Set exercise: Quote verbatim every line of the listing below, from the line containing "minimize-window-button[interactable] (22, 33, 42, 53)" down to the line containing "sidebar-item-label: untitled 2", both included.
*** Input for this task
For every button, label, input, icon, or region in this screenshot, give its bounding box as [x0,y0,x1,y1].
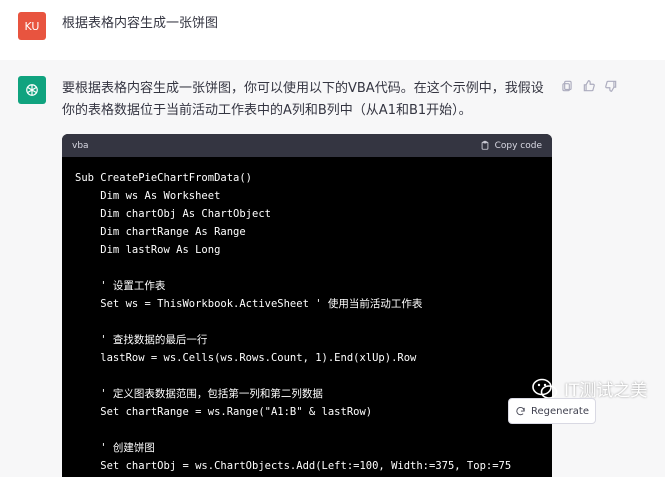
openai-logo-icon [18,76,46,104]
code-content: Sub CreatePieChartFromData() Dim ws As W… [62,157,552,475]
code-line: ' 查找数据的最后一行 [75,334,208,346]
code-line: Dim chartObj As ChartObject [75,208,271,220]
clipboard-icon [481,140,488,150]
assistant-message-text: 要根据表格内容生成一张饼图，你可以使用以下的VBA代码。在这个示例中，我假设你的… [62,81,544,118]
code-line: Dim ws As Worksheet [75,190,221,202]
code-line: Dim chartRange As Range [75,226,246,238]
user-avatar: KU [18,12,46,40]
code-line: Set chartObj = ws.ChartObjects.Add(Left:… [75,460,512,472]
code-line: Set chartRange = ws.Range("A1:B" & lastR… [75,406,373,418]
code-line: Sub CreatePieChartFromData() [75,172,253,184]
thumbs-down-icon[interactable] [604,78,618,92]
message-actions [560,78,618,92]
thumbs-up-icon[interactable] [582,78,596,92]
code-line: lastRow = ws.Cells(ws.Rows.Count, 1).End… [75,352,417,364]
code-language-label: vba [72,140,89,151]
copy-icon[interactable] [560,78,574,92]
regenerate-label: Regenerate [531,405,589,417]
user-message-text: 根据表格内容生成一张饼图 [62,16,219,31]
copy-code-button[interactable]: Copy code [480,140,542,151]
code-line: ' 设置工作表 [75,280,166,292]
code-line: ' 创建饼图 [75,442,155,454]
code-block-header: vba Copy code [62,134,552,157]
regenerate-button[interactable]: Regenerate [508,398,596,424]
wechat-icon [532,378,558,399]
user-message-row: KU 根据表格内容生成一张饼图 [0,0,665,60]
code-line: Dim lastRow As Long [75,244,221,256]
copy-code-label: Copy code [494,140,542,151]
code-line: Set ws = ThisWorkbook.ActiveSheet ' 使用当前… [75,298,423,310]
code-line: ' 定义图表数据范围，包括第一列和第二列数据 [75,388,323,400]
refresh-icon [516,406,525,415]
code-block: vba Copy code Sub CreatePieChartFromData… [62,134,552,477]
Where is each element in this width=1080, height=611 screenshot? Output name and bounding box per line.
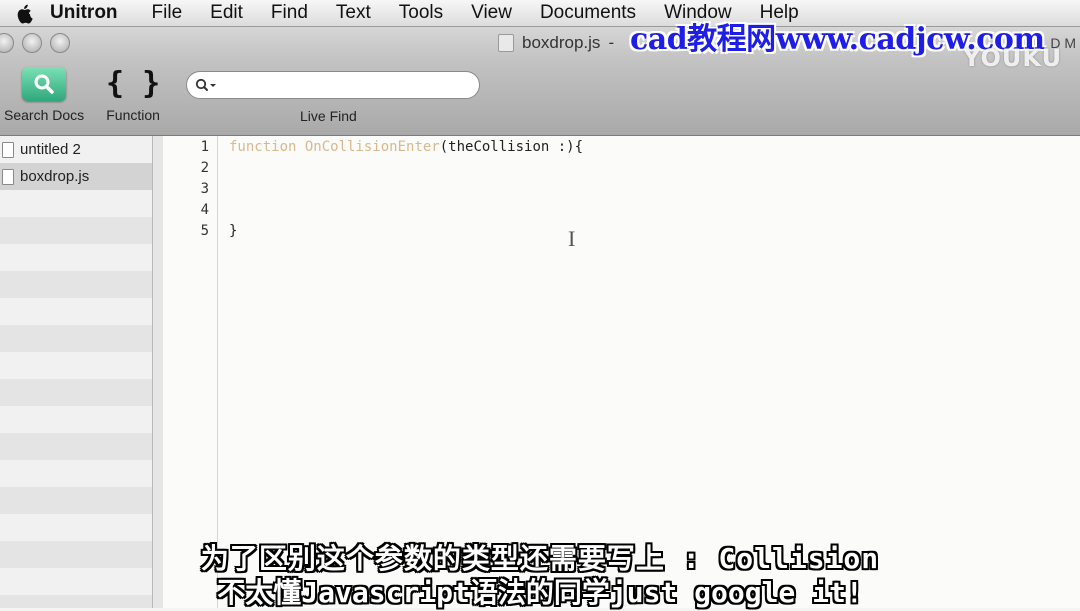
minimize-window-button[interactable] (22, 33, 42, 53)
document-icon (2, 141, 14, 158)
menu-tools[interactable]: Tools (399, 2, 443, 24)
apple-menu[interactable] (0, 2, 50, 24)
keyword-function: function (229, 139, 297, 155)
sidebar-item-untitled-2[interactable]: untitled 2 (0, 136, 152, 163)
sidebar-item-label: boxdrop.js (20, 168, 90, 185)
line-number: 2 (200, 160, 209, 176)
toolbar: Search Docs { } Function Live Find (0, 59, 1080, 136)
function-button[interactable]: { } Function (106, 66, 161, 124)
code-line-1: function OnCollisionEnter(theCollision :… (229, 139, 583, 155)
youku-logo: YOUKU (963, 44, 1063, 72)
search-docs-icon (22, 67, 67, 101)
apple-icon (17, 4, 33, 24)
search-icon[interactable] (195, 77, 217, 93)
live-find: Live Find (186, 71, 482, 124)
search-docs-button[interactable]: Search Docs (4, 67, 84, 123)
window-title-text: boxdrop.js (522, 33, 601, 52)
sidebar-item-boxdrop-js[interactable]: boxdrop.js (0, 163, 152, 190)
menu-app-name[interactable]: Unitron (50, 2, 118, 24)
document-icon (2, 168, 14, 185)
sidebar-item-label: untitled 2 (20, 141, 81, 158)
close-window-button[interactable] (0, 33, 14, 53)
subtitle-line-2: 不太懂Javascript语法的同学just google it! (217, 576, 863, 609)
line-number: 5 (200, 223, 209, 239)
search-docs-label: Search Docs (4, 107, 85, 123)
function-name: OnCollisionEnter (304, 139, 440, 155)
live-find-input[interactable] (221, 76, 475, 94)
live-find-label: Live Find (300, 108, 357, 124)
window-title: boxdrop.js - (498, 33, 614, 53)
menu-file[interactable]: File (152, 2, 183, 24)
zoom-window-button[interactable] (50, 33, 70, 53)
function-label: Function (106, 107, 160, 123)
function-braces-icon: { } (106, 66, 161, 101)
menu-text[interactable]: Text (336, 2, 371, 24)
menu-edit[interactable]: Edit (210, 2, 243, 24)
line-number: 1 (200, 139, 209, 155)
text-cursor-icon: I (568, 226, 576, 251)
menu-find[interactable]: Find (271, 2, 308, 24)
menu-view[interactable]: View (471, 2, 512, 24)
line-number: 3 (200, 181, 209, 197)
window-controls (0, 33, 70, 53)
line-number: 4 (200, 202, 209, 218)
window-title-dash: - (608, 33, 615, 52)
menu-documents[interactable]: Documents (540, 2, 636, 24)
magnifier-icon (34, 74, 54, 94)
code-line-5: } (229, 223, 238, 239)
live-find-field[interactable] (186, 71, 480, 99)
function-params: (theCollision :){ (439, 139, 584, 155)
js-file-icon (498, 34, 514, 52)
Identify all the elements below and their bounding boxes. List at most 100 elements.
******
Exercise output:
minimize-window-button[interactable] (22, 33, 42, 53)
document-icon (2, 141, 14, 158)
menu-tools[interactable]: Tools (399, 2, 443, 24)
apple-menu[interactable] (0, 2, 50, 24)
keyword-function: function (229, 139, 297, 155)
sidebar-item-untitled-2[interactable]: untitled 2 (0, 136, 152, 163)
sidebar-item-label: boxdrop.js (20, 168, 90, 185)
line-number: 2 (200, 160, 209, 176)
toolbar: Search Docs { } Function Live Find (0, 59, 1080, 136)
function-button[interactable]: { } Function (106, 66, 161, 124)
code-line-1: function OnCollisionEnter(theCollision :… (229, 139, 583, 155)
youku-logo: YOUKU (963, 44, 1063, 72)
search-docs-icon (22, 67, 67, 101)
apple-icon (17, 4, 33, 24)
search-icon[interactable] (195, 77, 217, 93)
live-find: Live Find (186, 71, 482, 124)
search-docs-button[interactable]: Search Docs (4, 67, 84, 123)
window-title-text: boxdrop.js (522, 33, 601, 52)
sidebar-item-boxdrop-js[interactable]: boxdrop.js (0, 163, 152, 190)
menu-app-name[interactable]: Unitron (50, 2, 118, 24)
document-icon (2, 168, 14, 185)
sidebar-item-label: untitled 2 (20, 141, 81, 158)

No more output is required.